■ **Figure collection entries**
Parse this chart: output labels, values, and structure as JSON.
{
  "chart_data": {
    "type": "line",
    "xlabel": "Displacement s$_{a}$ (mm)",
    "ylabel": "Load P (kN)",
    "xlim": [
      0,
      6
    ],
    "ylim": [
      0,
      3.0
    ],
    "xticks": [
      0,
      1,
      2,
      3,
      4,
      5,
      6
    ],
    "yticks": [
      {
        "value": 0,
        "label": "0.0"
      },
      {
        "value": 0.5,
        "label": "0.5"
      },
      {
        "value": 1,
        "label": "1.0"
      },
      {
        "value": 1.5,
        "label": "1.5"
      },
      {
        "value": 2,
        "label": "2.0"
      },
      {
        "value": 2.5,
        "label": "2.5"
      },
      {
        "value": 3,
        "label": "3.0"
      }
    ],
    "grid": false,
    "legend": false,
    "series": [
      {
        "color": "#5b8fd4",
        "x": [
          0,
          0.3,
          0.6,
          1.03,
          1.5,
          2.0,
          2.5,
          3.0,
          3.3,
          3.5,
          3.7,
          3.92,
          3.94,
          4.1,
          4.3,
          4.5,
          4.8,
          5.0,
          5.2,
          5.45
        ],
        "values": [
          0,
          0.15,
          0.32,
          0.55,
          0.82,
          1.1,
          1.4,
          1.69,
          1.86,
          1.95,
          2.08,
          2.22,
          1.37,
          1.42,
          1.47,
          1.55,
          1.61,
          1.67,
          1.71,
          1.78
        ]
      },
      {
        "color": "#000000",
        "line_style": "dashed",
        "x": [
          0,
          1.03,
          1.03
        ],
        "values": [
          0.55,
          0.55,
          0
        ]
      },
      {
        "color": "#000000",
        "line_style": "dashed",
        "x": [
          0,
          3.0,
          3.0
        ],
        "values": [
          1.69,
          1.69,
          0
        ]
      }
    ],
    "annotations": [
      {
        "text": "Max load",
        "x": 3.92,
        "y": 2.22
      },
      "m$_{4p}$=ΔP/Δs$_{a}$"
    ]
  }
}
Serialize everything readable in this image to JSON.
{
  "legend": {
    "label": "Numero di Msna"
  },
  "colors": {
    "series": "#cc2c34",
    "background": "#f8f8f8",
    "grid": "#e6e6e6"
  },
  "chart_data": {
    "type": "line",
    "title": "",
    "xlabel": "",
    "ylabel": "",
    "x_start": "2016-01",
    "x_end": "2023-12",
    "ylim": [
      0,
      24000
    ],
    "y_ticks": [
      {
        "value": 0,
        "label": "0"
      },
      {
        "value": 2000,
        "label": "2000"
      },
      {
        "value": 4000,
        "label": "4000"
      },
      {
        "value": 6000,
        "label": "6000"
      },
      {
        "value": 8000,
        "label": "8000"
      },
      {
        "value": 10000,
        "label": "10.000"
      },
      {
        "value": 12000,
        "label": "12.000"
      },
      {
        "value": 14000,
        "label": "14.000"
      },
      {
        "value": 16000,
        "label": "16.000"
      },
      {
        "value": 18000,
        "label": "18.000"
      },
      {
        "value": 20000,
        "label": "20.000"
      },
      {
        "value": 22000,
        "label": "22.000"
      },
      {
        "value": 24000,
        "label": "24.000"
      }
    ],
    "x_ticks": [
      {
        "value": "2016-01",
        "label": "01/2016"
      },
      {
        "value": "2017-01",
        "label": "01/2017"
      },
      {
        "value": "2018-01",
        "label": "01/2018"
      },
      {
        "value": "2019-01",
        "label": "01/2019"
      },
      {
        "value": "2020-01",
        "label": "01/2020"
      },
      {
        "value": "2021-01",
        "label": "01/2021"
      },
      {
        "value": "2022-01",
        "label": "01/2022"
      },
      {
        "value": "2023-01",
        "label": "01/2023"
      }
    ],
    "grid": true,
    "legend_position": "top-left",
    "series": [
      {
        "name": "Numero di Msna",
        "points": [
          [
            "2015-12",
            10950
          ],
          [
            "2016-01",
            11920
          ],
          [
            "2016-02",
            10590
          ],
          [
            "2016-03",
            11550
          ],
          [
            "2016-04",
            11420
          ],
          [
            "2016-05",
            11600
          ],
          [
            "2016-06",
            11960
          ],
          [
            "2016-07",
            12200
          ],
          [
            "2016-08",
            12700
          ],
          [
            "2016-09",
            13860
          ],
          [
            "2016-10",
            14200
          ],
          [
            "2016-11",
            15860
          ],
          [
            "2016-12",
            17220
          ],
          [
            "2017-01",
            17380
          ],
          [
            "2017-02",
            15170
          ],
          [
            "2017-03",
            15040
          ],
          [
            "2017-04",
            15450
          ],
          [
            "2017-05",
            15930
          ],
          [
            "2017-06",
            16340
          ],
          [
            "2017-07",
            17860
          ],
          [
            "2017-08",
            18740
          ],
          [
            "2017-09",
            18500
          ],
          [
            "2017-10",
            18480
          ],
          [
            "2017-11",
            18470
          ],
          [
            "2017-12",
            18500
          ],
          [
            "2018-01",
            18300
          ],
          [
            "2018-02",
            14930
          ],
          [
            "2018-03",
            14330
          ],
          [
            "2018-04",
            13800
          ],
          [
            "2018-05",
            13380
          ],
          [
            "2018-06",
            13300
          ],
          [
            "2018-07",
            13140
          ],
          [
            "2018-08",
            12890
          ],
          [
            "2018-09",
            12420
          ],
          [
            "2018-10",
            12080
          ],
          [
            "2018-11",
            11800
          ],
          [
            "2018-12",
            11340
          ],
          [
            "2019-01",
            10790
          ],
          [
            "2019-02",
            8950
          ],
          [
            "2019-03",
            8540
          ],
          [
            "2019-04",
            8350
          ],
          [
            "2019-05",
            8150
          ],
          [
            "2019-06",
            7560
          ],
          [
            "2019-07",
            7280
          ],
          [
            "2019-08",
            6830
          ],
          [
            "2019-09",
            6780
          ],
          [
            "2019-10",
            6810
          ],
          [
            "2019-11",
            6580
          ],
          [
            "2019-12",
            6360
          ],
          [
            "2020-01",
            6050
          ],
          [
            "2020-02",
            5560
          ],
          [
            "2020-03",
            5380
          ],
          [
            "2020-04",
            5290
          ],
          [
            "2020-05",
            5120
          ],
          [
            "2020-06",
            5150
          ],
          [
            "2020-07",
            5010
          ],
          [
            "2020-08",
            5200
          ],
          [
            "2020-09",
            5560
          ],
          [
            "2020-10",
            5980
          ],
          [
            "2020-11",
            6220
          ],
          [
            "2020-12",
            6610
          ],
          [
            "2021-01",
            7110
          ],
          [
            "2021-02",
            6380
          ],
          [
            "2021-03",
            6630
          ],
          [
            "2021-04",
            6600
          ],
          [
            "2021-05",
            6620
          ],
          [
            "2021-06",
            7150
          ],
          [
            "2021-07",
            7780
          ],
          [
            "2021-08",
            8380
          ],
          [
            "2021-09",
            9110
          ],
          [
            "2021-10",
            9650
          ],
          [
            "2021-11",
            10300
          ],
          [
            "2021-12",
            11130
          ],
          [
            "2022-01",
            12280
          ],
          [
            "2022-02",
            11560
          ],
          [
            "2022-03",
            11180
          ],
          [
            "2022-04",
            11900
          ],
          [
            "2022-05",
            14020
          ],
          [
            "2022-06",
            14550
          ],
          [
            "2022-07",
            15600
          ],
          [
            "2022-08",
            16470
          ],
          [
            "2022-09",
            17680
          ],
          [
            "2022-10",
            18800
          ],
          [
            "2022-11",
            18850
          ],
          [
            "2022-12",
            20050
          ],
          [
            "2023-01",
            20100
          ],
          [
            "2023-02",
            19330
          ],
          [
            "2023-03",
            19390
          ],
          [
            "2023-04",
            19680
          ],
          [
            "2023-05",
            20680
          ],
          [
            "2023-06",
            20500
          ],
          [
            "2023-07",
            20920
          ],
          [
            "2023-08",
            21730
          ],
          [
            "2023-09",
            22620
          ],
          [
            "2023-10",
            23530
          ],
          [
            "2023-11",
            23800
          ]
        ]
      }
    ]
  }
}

■ **Request**
Read the lines above. Gather those in which the string "this" is found.

■ **Exercise solution**
Parse this chart: output labels, values, and structure as JSON.
Serialize everything readable in this image to JSON.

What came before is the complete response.